**Short task**
Reproduce all entries verbatim, with nothing added or dropped.

**Records from a collection of figures**

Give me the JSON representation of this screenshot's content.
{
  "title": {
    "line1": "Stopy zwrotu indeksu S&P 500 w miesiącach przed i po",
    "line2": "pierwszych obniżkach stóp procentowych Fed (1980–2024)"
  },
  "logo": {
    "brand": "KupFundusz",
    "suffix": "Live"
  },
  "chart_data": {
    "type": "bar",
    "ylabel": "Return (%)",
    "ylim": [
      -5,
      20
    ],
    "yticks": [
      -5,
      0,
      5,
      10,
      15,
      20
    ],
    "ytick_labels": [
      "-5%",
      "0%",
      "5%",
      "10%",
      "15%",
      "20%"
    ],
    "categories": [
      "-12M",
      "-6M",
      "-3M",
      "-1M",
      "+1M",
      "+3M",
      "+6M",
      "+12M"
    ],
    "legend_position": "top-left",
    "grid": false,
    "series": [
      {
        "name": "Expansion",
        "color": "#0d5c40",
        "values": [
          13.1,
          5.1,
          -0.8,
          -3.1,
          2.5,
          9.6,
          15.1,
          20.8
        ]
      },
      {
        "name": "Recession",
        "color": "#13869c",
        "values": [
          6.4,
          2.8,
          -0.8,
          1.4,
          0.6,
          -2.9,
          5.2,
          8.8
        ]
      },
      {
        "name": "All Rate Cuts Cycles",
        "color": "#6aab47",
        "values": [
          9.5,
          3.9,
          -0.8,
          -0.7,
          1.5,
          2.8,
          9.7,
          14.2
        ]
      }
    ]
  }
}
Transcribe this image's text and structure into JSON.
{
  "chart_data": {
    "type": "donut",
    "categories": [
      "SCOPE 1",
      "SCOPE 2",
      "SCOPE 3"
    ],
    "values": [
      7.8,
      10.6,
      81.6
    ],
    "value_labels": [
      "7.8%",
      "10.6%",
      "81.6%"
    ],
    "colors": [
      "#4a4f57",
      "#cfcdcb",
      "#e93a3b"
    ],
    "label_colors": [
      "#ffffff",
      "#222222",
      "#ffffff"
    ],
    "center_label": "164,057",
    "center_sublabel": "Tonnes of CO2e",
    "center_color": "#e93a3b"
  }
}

**Final result**
Give me the JSON representation of this screenshot's content.
{
  "title": {
    "line1": "Stopy zwrotu indeksu S&P 500 w miesiącach przed i po",
    "line2": "pierwszych obniżkach stóp procentowych Fed (1980–2024)"
  },
  "logo": {
    "brand": "KupFundusz",
    "suffix": "Live"
  },
  "chart_data": {
    "type": "bar",
    "ylabel": "Return (%)",
    "ylim": [
      -5,
      20
    ],
    "yticks": [
      -5,
      0,
      5,
      10,
      15,
      20
    ],
    "ytick_labels": [
      "-5%",
      "0%",
      "5%",
      "10%",
      "15%",
      "20%"
    ],
    "categories": [
      "-12M",
      "-6M",
      "-3M",
      "-1M",
      "+1M",
      "+3M",
      "+6M",
      "+12M"
    ],
    "legend_position": "top-left",
    "grid": false,
    "series": [
      {
        "name": "Expansion",
        "color": "#0d5c40",
        "values": [
          13.1,
          5.1,
          -0.8,
          -3.1,
          2.5,
          9.6,
          15.1,
          20.8
        ]
      },
      {
        "name": "Recession",
        "color": "#13869c",
        "values": [
          6.4,
          2.8,
          -0.8,
          1.4,
          0.6,
          -2.9,
          5.2,
          8.8
        ]
      },
      {
        "name": "All Rate Cuts Cycles",
        "color": "#6aab47",
        "values": [
          9.5,
          3.9,
          -0.8,
          -0.7,
          1.5,
          2.8,
          9.7,
          14.2
        ]
      }
    ]
  }
}
Transcribe this image's text and structure into JSON.
{
  "chart_data": {
    "type": "donut",
    "categories": [
      "SCOPE 1",
      "SCOPE 2",
      "SCOPE 3"
    ],
    "values": [
      7.8,
      10.6,
      81.6
    ],
    "value_labels": [
      "7.8%",
      "10.6%",
      "81.6%"
    ],
    "colors": [
      "#4a4f57",
      "#cfcdcb",
      "#e93a3b"
    ],
    "label_colors": [
      "#ffffff",
      "#222222",
      "#ffffff"
    ],
    "center_label": "164,057",
    "center_sublabel": "Tonnes of CO2e",
    "center_color": "#e93a3b"
  }
}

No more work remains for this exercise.